**EXERCISE TASK:**
Transcribe each of the records below exactly, excluding all pictures.
*** DATASET
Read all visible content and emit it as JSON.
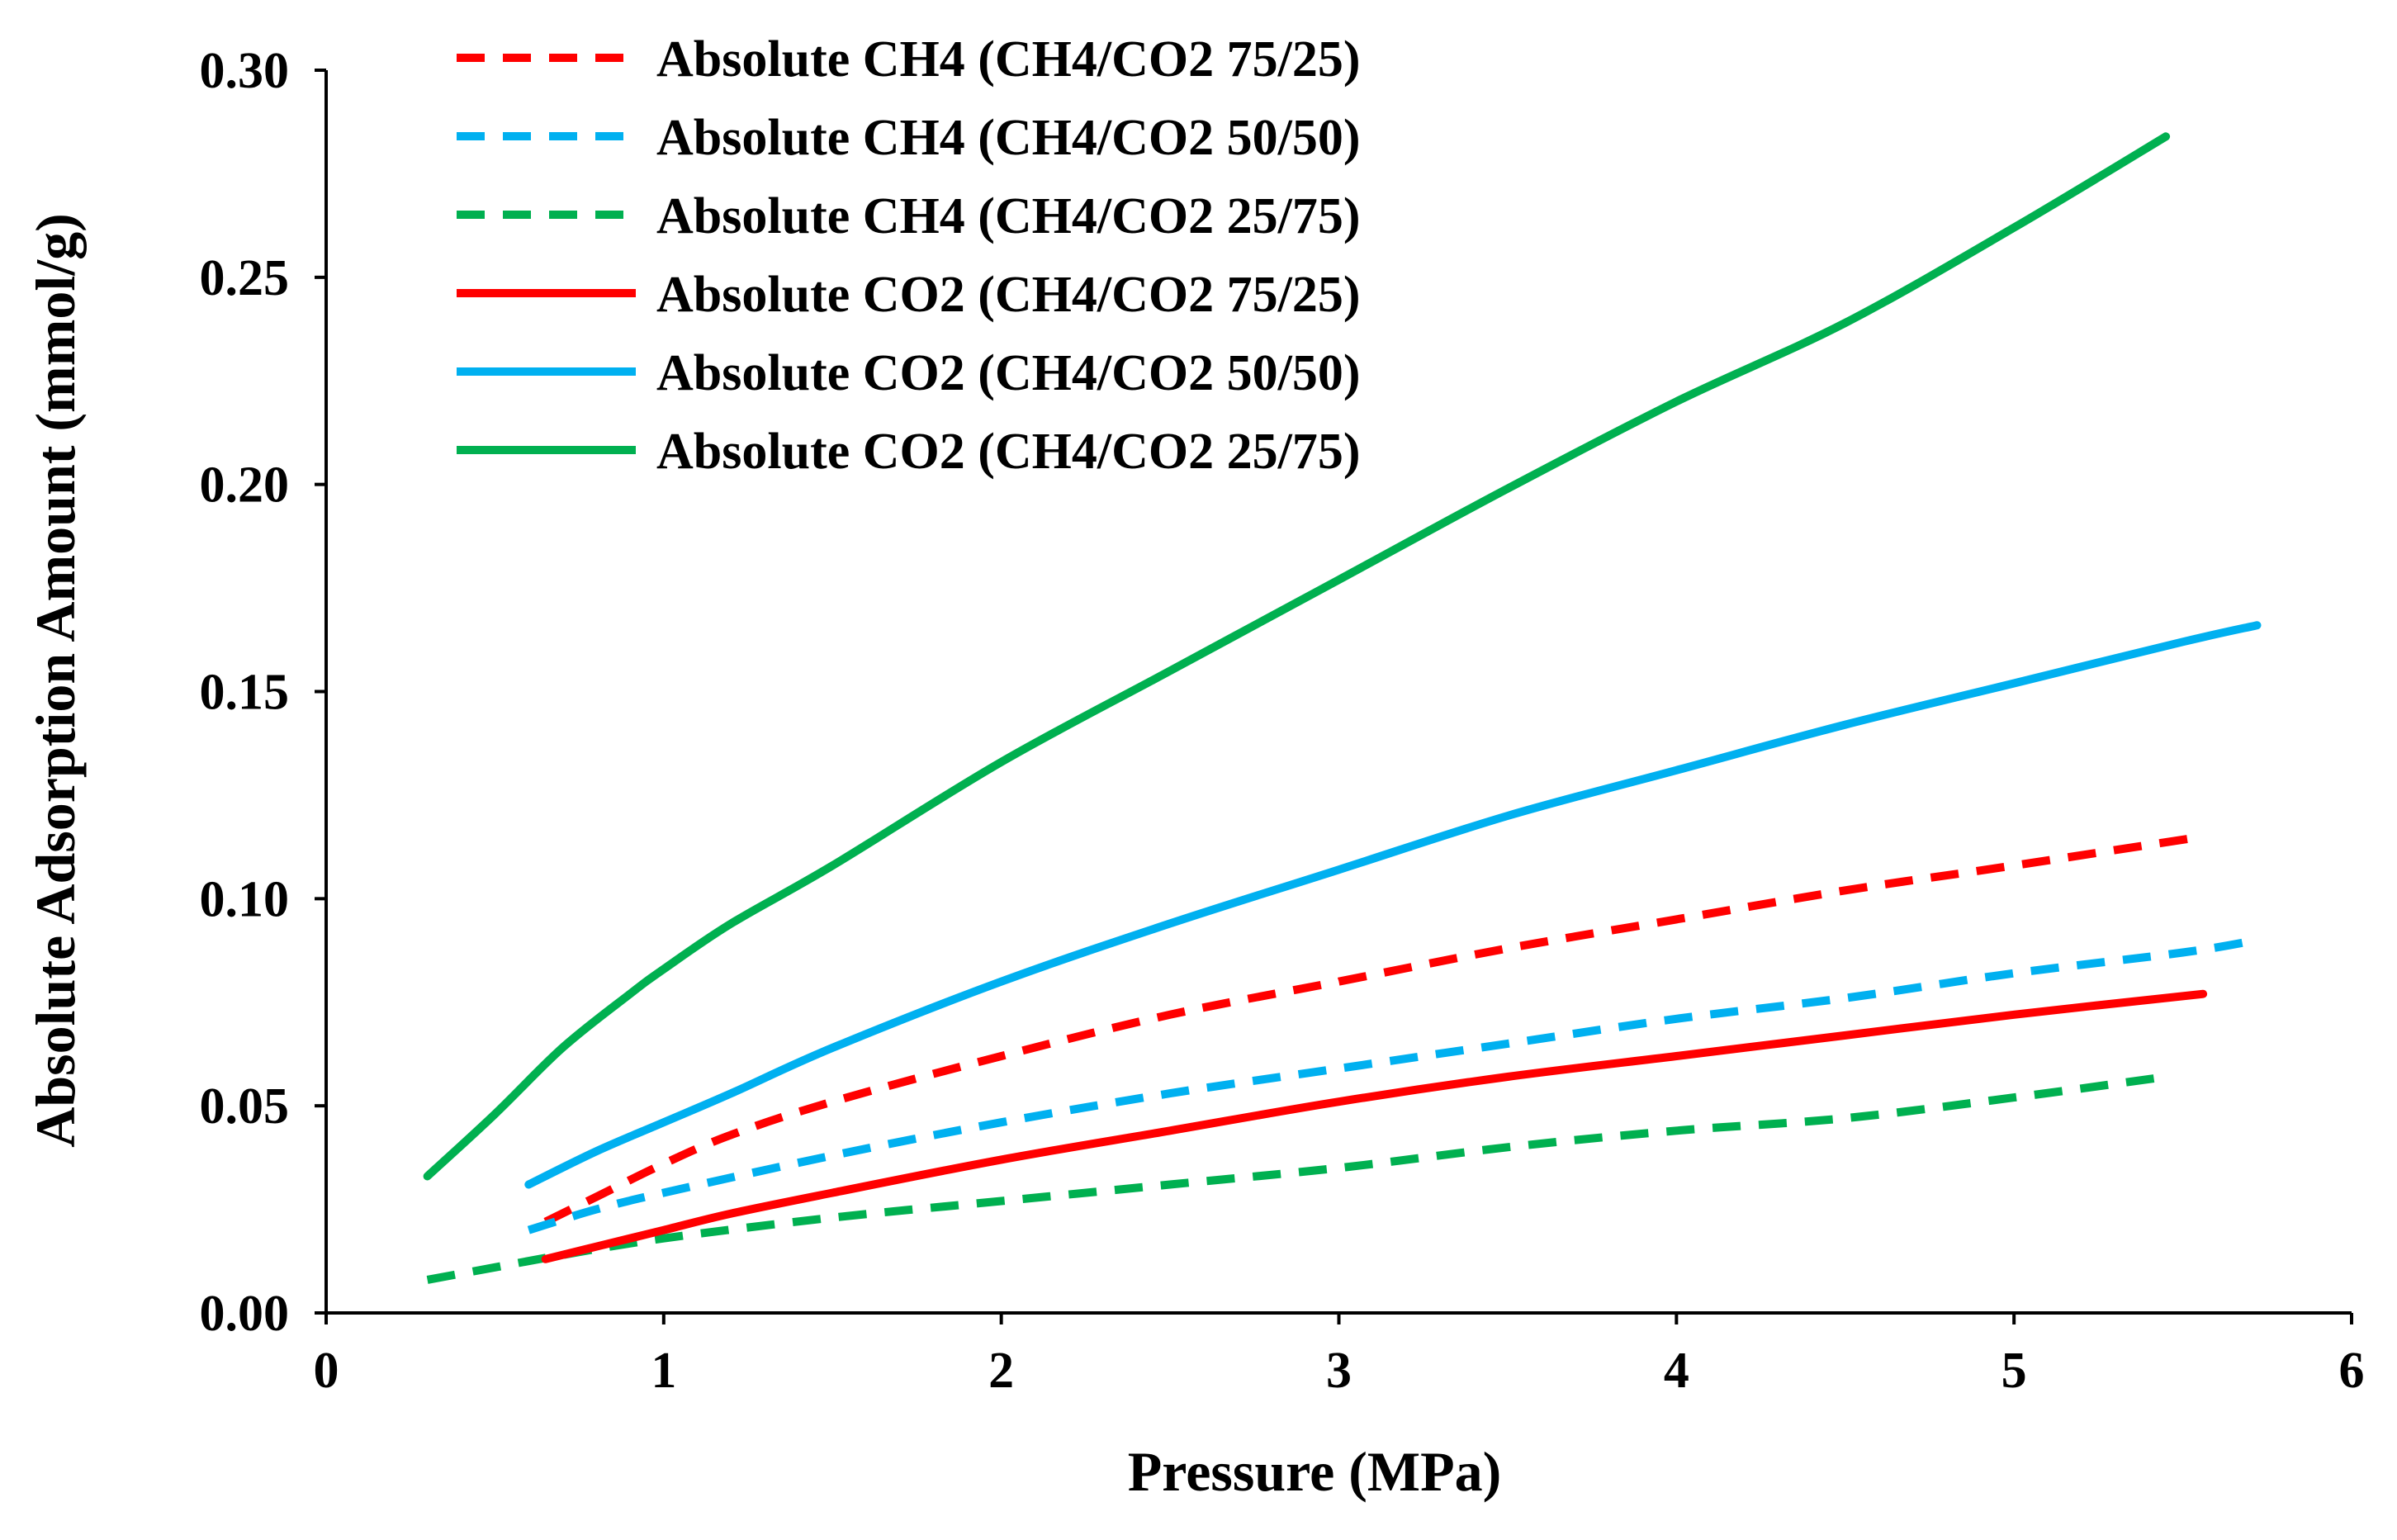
{
  "chart_data": {
    "type": "line",
    "title": "",
    "xlabel": "Pressure (MPa)",
    "ylabel": "Absolute Adsorption Amount (mmol/g)",
    "xlim": [
      0,
      6
    ],
    "ylim": [
      0,
      0.3
    ],
    "x_ticks": [
      "0",
      "1",
      "2",
      "3",
      "4",
      "5",
      "6"
    ],
    "y_ticks": [
      "0.00",
      "0.05",
      "0.10",
      "0.15",
      "0.20",
      "0.25",
      "0.30"
    ],
    "grid": false,
    "legend_position": "top-left",
    "series": [
      {
        "name": "Absolute CH4 (CH4/CO2 75/25)",
        "color": "#ff0000",
        "dash": "dashed",
        "x": [
          0.65,
          0.8,
          1.0,
          1.2,
          1.5,
          2.0,
          2.5,
          3.0,
          3.5,
          4.0,
          4.5,
          5.0,
          5.56
        ],
        "y": [
          0.022,
          0.028,
          0.036,
          0.043,
          0.051,
          0.062,
          0.072,
          0.08,
          0.088,
          0.095,
          0.102,
          0.108,
          0.115
        ]
      },
      {
        "name": "Absolute CH4 (CH4/CO2 50/50)",
        "color": "#00b0f0",
        "dash": "dashed",
        "x": [
          0.6,
          0.8,
          1.0,
          1.5,
          2.0,
          2.5,
          3.0,
          3.5,
          4.0,
          4.5,
          5.0,
          5.5,
          5.72
        ],
        "y": [
          0.02,
          0.025,
          0.029,
          0.038,
          0.046,
          0.053,
          0.059,
          0.065,
          0.071,
          0.076,
          0.082,
          0.087,
          0.09
        ]
      },
      {
        "name": "Absolute CH4 (CH4/CO2 25/75)",
        "color": "#00b050",
        "dash": "dashed",
        "x": [
          0.3,
          0.5,
          0.7,
          1.0,
          1.5,
          2.0,
          2.5,
          3.0,
          3.5,
          4.0,
          4.5,
          5.0,
          5.45
        ],
        "y": [
          0.008,
          0.011,
          0.014,
          0.018,
          0.023,
          0.027,
          0.031,
          0.035,
          0.04,
          0.044,
          0.047,
          0.052,
          0.057
        ]
      },
      {
        "name": "Absolute CO2 (CH4/CO2 75/25)",
        "color": "#ff0000",
        "dash": "solid",
        "x": [
          0.65,
          0.8,
          1.0,
          1.2,
          1.5,
          2.0,
          2.5,
          3.0,
          3.5,
          4.0,
          4.5,
          5.0,
          5.56
        ],
        "y": [
          0.013,
          0.016,
          0.02,
          0.024,
          0.029,
          0.037,
          0.044,
          0.051,
          0.057,
          0.062,
          0.067,
          0.072,
          0.077
        ]
      },
      {
        "name": "Absolute CO2 (CH4/CO2 50/50)",
        "color": "#00b0f0",
        "dash": "solid",
        "x": [
          0.6,
          0.8,
          1.0,
          1.2,
          1.5,
          2.0,
          2.5,
          3.0,
          3.5,
          4.0,
          4.5,
          5.0,
          5.5,
          5.72
        ],
        "y": [
          0.031,
          0.039,
          0.046,
          0.053,
          0.064,
          0.08,
          0.094,
          0.107,
          0.12,
          0.131,
          0.142,
          0.152,
          0.162,
          0.166
        ]
      },
      {
        "name": "Absolute CO2 (CH4/CO2 25/75)",
        "color": "#00b050",
        "dash": "solid",
        "x": [
          0.3,
          0.5,
          0.7,
          0.9,
          1.0,
          1.2,
          1.5,
          2.0,
          2.5,
          3.0,
          3.5,
          4.0,
          4.5,
          5.0,
          5.45
        ],
        "y": [
          0.033,
          0.048,
          0.064,
          0.077,
          0.083,
          0.094,
          0.108,
          0.133,
          0.155,
          0.177,
          0.199,
          0.22,
          0.239,
          0.262,
          0.284
        ]
      }
    ]
  }
}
******
**ANSWER TO THIS EXERCISE:**
Read all visible content and emit it as JSON.
{
  "chart_data": {
    "type": "line",
    "title": "",
    "xlabel": "Pressure (MPa)",
    "ylabel": "Absolute Adsorption Amount (mmol/g)",
    "xlim": [
      0,
      6
    ],
    "ylim": [
      0,
      0.3
    ],
    "x_ticks": [
      "0",
      "1",
      "2",
      "3",
      "4",
      "5",
      "6"
    ],
    "y_ticks": [
      "0.00",
      "0.05",
      "0.10",
      "0.15",
      "0.20",
      "0.25",
      "0.30"
    ],
    "grid": false,
    "legend_position": "top-left",
    "series": [
      {
        "name": "Absolute CH4 (CH4/CO2 75/25)",
        "color": "#ff0000",
        "dash": "dashed",
        "x": [
          0.65,
          0.8,
          1.0,
          1.2,
          1.5,
          2.0,
          2.5,
          3.0,
          3.5,
          4.0,
          4.5,
          5.0,
          5.56
        ],
        "y": [
          0.022,
          0.028,
          0.036,
          0.043,
          0.051,
          0.062,
          0.072,
          0.08,
          0.088,
          0.095,
          0.102,
          0.108,
          0.115
        ]
      },
      {
        "name": "Absolute CH4 (CH4/CO2 50/50)",
        "color": "#00b0f0",
        "dash": "dashed",
        "x": [
          0.6,
          0.8,
          1.0,
          1.5,
          2.0,
          2.5,
          3.0,
          3.5,
          4.0,
          4.5,
          5.0,
          5.5,
          5.72
        ],
        "y": [
          0.02,
          0.025,
          0.029,
          0.038,
          0.046,
          0.053,
          0.059,
          0.065,
          0.071,
          0.076,
          0.082,
          0.087,
          0.09
        ]
      },
      {
        "name": "Absolute CH4 (CH4/CO2 25/75)",
        "color": "#00b050",
        "dash": "dashed",
        "x": [
          0.3,
          0.5,
          0.7,
          1.0,
          1.5,
          2.0,
          2.5,
          3.0,
          3.5,
          4.0,
          4.5,
          5.0,
          5.45
        ],
        "y": [
          0.008,
          0.011,
          0.014,
          0.018,
          0.023,
          0.027,
          0.031,
          0.035,
          0.04,
          0.044,
          0.047,
          0.052,
          0.057
        ]
      },
      {
        "name": "Absolute CO2 (CH4/CO2 75/25)",
        "color": "#ff0000",
        "dash": "solid",
        "x": [
          0.65,
          0.8,
          1.0,
          1.2,
          1.5,
          2.0,
          2.5,
          3.0,
          3.5,
          4.0,
          4.5,
          5.0,
          5.56
        ],
        "y": [
          0.013,
          0.016,
          0.02,
          0.024,
          0.029,
          0.037,
          0.044,
          0.051,
          0.057,
          0.062,
          0.067,
          0.072,
          0.077
        ]
      },
      {
        "name": "Absolute CO2 (CH4/CO2 50/50)",
        "color": "#00b0f0",
        "dash": "solid",
        "x": [
          0.6,
          0.8,
          1.0,
          1.2,
          1.5,
          2.0,
          2.5,
          3.0,
          3.5,
          4.0,
          4.5,
          5.0,
          5.5,
          5.72
        ],
        "y": [
          0.031,
          0.039,
          0.046,
          0.053,
          0.064,
          0.08,
          0.094,
          0.107,
          0.12,
          0.131,
          0.142,
          0.152,
          0.162,
          0.166
        ]
      },
      {
        "name": "Absolute CO2 (CH4/CO2 25/75)",
        "color": "#00b050",
        "dash": "solid",
        "x": [
          0.3,
          0.5,
          0.7,
          0.9,
          1.0,
          1.2,
          1.5,
          2.0,
          2.5,
          3.0,
          3.5,
          4.0,
          4.5,
          5.0,
          5.45
        ],
        "y": [
          0.033,
          0.048,
          0.064,
          0.077,
          0.083,
          0.094,
          0.108,
          0.133,
          0.155,
          0.177,
          0.199,
          0.22,
          0.239,
          0.262,
          0.284
        ]
      }
    ]
  }
}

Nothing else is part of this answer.